Source passage section start
Rising Disposable Incomes

Auction houses say rising disposable incomes and infrastructural development in non-metro cities have further propelled this trend. "India has witnessed a substantial rise in emerging entrepreneurs and high-net worth individuals, which has expanded the art-collecting class beyond businessmen," explains Siddhanth Shetty, senior vice president, business strategy & operations at AstaGuru Auction House.

The recognition of Indian art globally and diversification of auction categories have also contributed to this emerging class of collectors. They are often bullish in the bidding process if something catches their eye. "At the same time, building an art collection is a time-bound process, so several new collectors are looking to start this journey with works at relatively affordable price points and later foray into more expensive and serious works. The young generation is open to exploring fresh perspectives, innovative techniques, and contemporary themes," says Shetty.

Tyeb Mehta’s ‘Diagonal’
Tyeb Mehta’s ‘Diagonal’

Digital Revolution

The proliferation of digital platforms has played a pivotal role in connecting young collectors with the art industry. "Since inception, AstaGuru has enabled collectors to explore a wide range of artists and styles from different periods. Our Collectors Choice Auction, for instance, is a highly anticipated event, providing a unique opportunity with a 'no reserve' format and bidding starting at ₹20,000. The comprehensive and finely curated selection and ease of access in this auction serve as a gateway for new collectors," explains Shetty. Mushrooming online venues, art festivals and biennials, as well as state-run museums and cultural centres such as Lalit Kala Academy and National Gallery of Modern Art are also offering a platform to discover new artists and foster a deeper understanding of Indian art among the youth.

New Trends

Such contemporary events and spaces also facilitate dialogues, knowledge-sharing, and networking opportunities, enabling young collectors to gain insights into the art world and make informed decisions when building their collections, say analysts. The process of collection also hinges upon numerous factors, including personal taste, aesthetic sensibilities, prevailing artistic trends, cultural influences, and individual narratives. "Passionate collectors, motivated by specific artists, subject matters, series of works, or particular artist groups, are constantly in pursuit of their next significant acquisition," opines Shetty.
Source passage section end
Data to examine section start
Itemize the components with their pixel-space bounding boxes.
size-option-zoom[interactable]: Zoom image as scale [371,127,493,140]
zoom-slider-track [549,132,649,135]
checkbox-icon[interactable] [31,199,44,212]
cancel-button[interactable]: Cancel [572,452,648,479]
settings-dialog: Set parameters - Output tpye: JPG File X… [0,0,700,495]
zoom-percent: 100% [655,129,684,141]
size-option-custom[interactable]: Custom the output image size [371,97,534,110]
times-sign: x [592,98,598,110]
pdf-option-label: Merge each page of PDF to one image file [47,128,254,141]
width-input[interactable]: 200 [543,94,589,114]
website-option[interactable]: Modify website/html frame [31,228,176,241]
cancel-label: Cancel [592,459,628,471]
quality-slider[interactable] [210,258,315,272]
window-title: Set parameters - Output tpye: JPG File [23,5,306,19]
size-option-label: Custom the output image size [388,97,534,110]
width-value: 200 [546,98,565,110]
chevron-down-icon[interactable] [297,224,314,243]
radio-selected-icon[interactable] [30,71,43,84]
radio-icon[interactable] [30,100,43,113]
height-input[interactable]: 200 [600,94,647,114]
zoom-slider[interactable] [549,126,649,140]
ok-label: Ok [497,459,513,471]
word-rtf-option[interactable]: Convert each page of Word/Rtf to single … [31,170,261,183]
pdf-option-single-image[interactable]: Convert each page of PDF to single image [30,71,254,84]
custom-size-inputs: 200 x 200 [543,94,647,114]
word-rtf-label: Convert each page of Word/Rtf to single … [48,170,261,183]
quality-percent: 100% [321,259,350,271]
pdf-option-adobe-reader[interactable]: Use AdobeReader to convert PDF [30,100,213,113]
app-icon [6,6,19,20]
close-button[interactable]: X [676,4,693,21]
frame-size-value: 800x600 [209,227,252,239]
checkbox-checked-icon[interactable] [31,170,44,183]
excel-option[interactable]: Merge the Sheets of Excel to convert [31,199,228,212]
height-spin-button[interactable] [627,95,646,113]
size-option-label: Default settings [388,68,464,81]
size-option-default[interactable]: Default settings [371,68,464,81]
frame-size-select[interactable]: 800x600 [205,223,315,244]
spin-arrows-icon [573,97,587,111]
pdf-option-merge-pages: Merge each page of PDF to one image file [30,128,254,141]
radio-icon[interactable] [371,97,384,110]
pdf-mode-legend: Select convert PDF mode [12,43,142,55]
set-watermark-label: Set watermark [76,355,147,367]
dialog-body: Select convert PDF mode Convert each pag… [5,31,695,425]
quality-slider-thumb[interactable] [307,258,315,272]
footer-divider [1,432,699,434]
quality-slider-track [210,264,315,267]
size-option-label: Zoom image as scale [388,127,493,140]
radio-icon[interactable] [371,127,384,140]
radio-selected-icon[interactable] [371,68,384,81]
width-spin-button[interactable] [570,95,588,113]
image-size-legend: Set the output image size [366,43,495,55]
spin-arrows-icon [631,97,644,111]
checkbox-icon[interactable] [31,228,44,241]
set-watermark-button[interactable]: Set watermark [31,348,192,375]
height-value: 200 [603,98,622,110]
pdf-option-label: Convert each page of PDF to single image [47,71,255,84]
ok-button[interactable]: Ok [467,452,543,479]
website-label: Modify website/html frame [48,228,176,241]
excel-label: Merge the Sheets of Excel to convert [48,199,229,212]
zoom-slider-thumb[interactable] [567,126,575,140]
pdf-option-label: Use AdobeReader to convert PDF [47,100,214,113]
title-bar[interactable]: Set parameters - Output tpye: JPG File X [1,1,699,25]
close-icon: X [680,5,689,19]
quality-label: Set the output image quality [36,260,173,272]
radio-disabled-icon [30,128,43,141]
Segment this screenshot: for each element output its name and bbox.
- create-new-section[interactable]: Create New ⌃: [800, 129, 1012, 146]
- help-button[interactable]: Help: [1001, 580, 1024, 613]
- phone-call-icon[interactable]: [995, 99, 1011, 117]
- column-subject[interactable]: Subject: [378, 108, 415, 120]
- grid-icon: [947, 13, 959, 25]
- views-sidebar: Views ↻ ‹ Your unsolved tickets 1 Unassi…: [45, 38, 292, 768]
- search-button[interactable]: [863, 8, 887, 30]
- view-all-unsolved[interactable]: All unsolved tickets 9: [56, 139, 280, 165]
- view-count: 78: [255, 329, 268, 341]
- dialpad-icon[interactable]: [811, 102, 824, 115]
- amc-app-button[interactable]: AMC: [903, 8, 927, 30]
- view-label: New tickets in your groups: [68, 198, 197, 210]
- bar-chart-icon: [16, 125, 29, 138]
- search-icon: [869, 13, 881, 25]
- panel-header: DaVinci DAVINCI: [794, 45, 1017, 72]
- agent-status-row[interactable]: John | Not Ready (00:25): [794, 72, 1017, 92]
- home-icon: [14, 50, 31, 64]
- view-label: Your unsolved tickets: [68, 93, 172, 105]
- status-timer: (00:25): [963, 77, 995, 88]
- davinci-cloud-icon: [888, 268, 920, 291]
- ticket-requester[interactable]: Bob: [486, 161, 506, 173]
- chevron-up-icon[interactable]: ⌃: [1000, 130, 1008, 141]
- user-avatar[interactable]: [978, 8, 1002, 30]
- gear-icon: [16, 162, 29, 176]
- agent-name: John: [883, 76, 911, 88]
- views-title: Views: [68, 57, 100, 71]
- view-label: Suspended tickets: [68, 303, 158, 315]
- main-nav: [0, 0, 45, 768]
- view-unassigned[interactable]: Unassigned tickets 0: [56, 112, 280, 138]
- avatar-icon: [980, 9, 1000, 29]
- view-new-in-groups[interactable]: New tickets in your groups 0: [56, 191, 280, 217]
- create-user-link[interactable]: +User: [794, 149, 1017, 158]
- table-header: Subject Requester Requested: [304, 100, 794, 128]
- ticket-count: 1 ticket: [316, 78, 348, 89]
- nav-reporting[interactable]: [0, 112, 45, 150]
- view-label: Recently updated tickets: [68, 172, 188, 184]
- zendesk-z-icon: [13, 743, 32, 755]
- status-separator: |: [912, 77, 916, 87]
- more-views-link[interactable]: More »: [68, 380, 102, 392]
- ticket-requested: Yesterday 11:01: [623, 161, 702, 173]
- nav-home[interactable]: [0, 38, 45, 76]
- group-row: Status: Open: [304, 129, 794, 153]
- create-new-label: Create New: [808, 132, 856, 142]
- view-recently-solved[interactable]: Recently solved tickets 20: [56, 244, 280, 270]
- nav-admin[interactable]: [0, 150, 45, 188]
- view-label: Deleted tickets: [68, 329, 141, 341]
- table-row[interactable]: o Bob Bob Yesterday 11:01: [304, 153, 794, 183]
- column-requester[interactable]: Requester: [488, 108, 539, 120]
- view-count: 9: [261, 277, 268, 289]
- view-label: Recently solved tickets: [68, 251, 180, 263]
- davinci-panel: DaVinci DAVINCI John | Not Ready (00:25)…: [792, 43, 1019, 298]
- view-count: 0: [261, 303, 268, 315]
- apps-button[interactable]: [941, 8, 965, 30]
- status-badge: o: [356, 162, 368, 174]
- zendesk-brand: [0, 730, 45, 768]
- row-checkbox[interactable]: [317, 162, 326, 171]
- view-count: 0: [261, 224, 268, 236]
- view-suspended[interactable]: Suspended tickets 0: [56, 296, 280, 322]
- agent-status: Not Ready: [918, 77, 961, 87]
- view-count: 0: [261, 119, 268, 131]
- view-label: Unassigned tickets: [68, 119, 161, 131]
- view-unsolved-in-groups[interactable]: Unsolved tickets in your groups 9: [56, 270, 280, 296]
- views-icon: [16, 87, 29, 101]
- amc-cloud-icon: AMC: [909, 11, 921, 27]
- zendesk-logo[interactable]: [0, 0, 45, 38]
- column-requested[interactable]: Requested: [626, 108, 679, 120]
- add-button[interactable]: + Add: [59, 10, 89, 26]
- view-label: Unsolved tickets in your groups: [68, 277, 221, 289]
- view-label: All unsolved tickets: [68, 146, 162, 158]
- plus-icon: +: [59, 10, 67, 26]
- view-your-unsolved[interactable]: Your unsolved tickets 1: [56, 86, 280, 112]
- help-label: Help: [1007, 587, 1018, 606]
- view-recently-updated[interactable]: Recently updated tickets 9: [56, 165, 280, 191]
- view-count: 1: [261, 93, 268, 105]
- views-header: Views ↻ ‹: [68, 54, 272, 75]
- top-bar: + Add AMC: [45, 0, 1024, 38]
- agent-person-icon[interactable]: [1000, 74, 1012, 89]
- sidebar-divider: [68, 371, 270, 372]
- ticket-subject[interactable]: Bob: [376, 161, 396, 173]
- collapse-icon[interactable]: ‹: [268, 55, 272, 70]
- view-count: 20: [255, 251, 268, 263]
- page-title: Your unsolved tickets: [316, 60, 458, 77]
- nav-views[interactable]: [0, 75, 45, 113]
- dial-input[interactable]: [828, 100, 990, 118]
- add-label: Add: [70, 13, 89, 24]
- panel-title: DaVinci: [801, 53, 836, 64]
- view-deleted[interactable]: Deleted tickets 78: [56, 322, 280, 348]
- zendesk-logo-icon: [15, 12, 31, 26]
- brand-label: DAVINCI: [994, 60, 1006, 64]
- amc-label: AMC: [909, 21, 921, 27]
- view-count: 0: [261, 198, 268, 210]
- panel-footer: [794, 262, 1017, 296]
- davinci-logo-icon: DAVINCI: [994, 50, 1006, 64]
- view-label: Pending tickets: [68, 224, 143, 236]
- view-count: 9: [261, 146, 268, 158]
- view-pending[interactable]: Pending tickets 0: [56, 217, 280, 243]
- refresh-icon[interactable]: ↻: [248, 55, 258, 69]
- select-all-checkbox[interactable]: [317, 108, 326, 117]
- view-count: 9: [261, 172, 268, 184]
Data to examine section end
:: Task 1 ::
In the article on India's new art collectors, rewrite everything from "The proliferation of" down to "among the youth.", putting "central" in place of "pivotal".
:: Task 2 ::
According to the article on India's new art collectors, at what amount does bidding start in AstaGuru's Collectors Choice Auction?
:: Task 3 ::
Carry the article on India's new art collectors forward from its last sentence.

:: Response area 1 ::
The proliferation of digital platforms has played a central role in connecting young collectors with the art industry. "Since inception, AstaGuru has enabled collectors to explore a wide range of artists and styles from different periods. Our Collectors Choice Auction, for instance, is a highly anticipated event, providing a unique opportunity with a 'no reserve' format and bidding starting at ₹20,000. The comprehensive and finely curated selection and ease of access in this auction serve as a gateway for new collectors," explains Shetty. Mushrooming online venues, art festivals and biennials, as well as state-run museums and cultural centres such as Lalit Kala Academy and National Gallery of Modern Art are also offering a platform to discover new artists and foster a deeper understanding of Indian art among the youth.

:: Response area 2 ::
₹20,000

:: Response area 3 ::
An untitled work by
T. Vaikuntam
An untitled work by T. Vaikuntam

Manoj Israni, 55, CEO & owner of Blue Cross Laboratories, says his own journey as an art collector over the last two decades has seen a big shift in perspective. "Over time, I have come to understand that the artworks one acquire become an extension of the owner. Therefore, I purchase works of specific artists whose style and themes resonate with me...There's also been a transformation in terms of motivation. There’s no element of investment any more, I buy art that triggers an emotive reaction."

Tips For Investors

What tips do passionate investors have for newbie collectors? "Get started by acquiring good-quality artworks of progressive artists. But most importantly, buy what you like and have the courage to follow the path less traversed," advises Israni. Agarwal feels it's important not to go for just aesthetics but "delve deep into the artist’s thought process which will also augment one's own understanding of art in general".

Mody, however, strikes a cautionary note: "Don't buy art purely as an investment option because it never guarantees assured returns like other traditional investments forms. Follow your gut; see how the market is responding to a particular artist and consult experts to check the work's authenticity. If it's a fake, there's no going back!"